Reproduce the listing word for word, leaving every picture behind.

- [Input rows]:

++++++++++++++++++++

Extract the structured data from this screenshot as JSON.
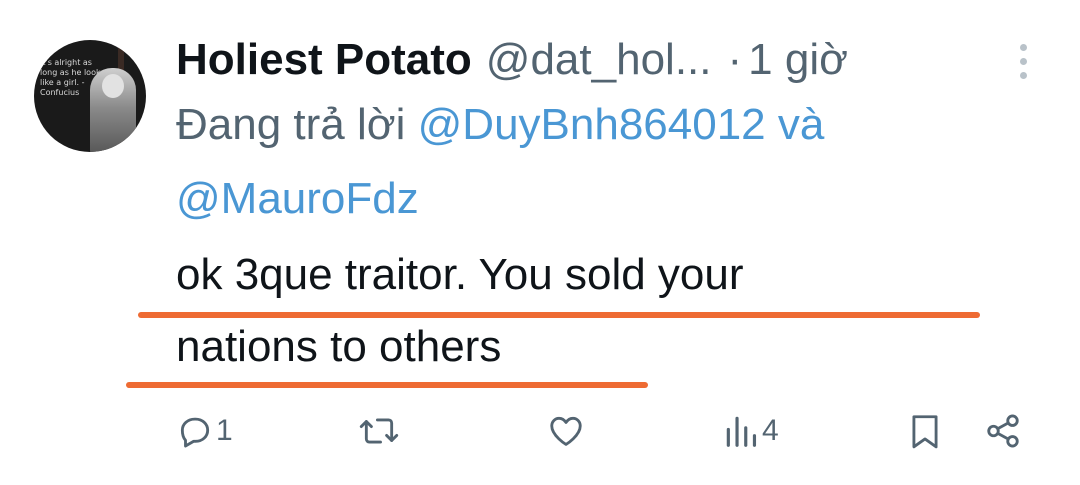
{
  "tweet": {
    "author_name": "Holiest Potato",
    "author_handle": "@dat_hol...",
    "separator": "·",
    "time_ago": "1 giờ",
    "reply_prefix": "Đang trả lời",
    "reply_mention_1": "@DuyBnh864012",
    "reply_conjunction": "và",
    "reply_mention_2": "@MauroFdz",
    "text_line_1": "ok 3que traitor. You sold your",
    "text_line_2": "nations to others"
  },
  "avatar": {
    "quote_text": "It's alright as long as he looks like a girl. - Confucius"
  },
  "actions": {
    "reply_count": "1",
    "repost_count": "",
    "like_count": "",
    "views_count": "4"
  },
  "icons": {
    "reply": "reply-icon",
    "repost": "repost-icon",
    "like": "heart-icon",
    "views": "views-icon",
    "bookmark": "bookmark-icon",
    "share": "share-icon",
    "more": "more-icon"
  },
  "colors": {
    "mention": "#4a97d4",
    "secondary_text": "#536471",
    "primary_text": "#0f1419",
    "annotation_underline": "#ee6b33"
  }
}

++++++++++++++++++++

- [Final result]:
Extract the structured data from this screenshot as JSON.
{
  "tweet": {
    "author_name": "Holiest Potato",
    "author_handle": "@dat_hol...",
    "separator": "·",
    "time_ago": "1 giờ",
    "reply_prefix": "Đang trả lời",
    "reply_mention_1": "@DuyBnh864012",
    "reply_conjunction": "và",
    "reply_mention_2": "@MauroFdz",
    "text_line_1": "ok 3que traitor. You sold your",
    "text_line_2": "nations to others"
  },
  "avatar": {
    "quote_text": "It's alright as long as he looks like a girl. - Confucius"
  },
  "actions": {
    "reply_count": "1",
    "repost_count": "",
    "like_count": "",
    "views_count": "4"
  },
  "icons": {
    "reply": "reply-icon",
    "repost": "repost-icon",
    "like": "heart-icon",
    "views": "views-icon",
    "bookmark": "bookmark-icon",
    "share": "share-icon",
    "more": "more-icon"
  },
  "colors": {
    "mention": "#4a97d4",
    "secondary_text": "#536471",
    "primary_text": "#0f1419",
    "annotation_underline": "#ee6b33"
  }
}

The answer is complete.